What you should do => Write out each entry again. Keep every word exactly as it is.

[Rows from a dataset]
^^^^^^^^
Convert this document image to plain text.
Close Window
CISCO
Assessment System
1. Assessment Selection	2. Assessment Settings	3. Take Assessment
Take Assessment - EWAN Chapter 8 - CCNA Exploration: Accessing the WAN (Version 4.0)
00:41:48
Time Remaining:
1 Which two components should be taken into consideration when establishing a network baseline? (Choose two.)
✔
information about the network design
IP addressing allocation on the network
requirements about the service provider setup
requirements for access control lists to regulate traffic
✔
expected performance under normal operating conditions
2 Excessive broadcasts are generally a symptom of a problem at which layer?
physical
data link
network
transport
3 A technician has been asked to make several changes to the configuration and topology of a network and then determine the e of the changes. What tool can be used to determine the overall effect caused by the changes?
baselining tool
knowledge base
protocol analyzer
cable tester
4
^^^^^^^^
Reply =>
Convert this document image to plain text.
Close Window
CISCO
Assessment System
1. Assessment Selection	2. Assessment Settings	3. Take Assessment
Take Assessment - EWAN Chapter 8 - CCNA Exploration: Accessing the WAN (Version 4.0)
00:41:48
Time Remaining:
1 Which two components should be taken into consideration when establishing a network baseline? (Choose two.)
✔
information about the network design
IP addressing allocation on the network
requirements about the service provider setup
requirements for access control lists to regulate traffic
✔
expected performance under normal operating conditions
2 Excessive broadcasts are generally a symptom of a problem at which layer?
physical
data link
network
transport
3 A technician has been asked to make several changes to the configuration and topology of a network and then determine the e of the changes. What tool can be used to determine the overall effect caused by the changes?
baselining tool
knowledge base
protocol analyzer
cable tester
4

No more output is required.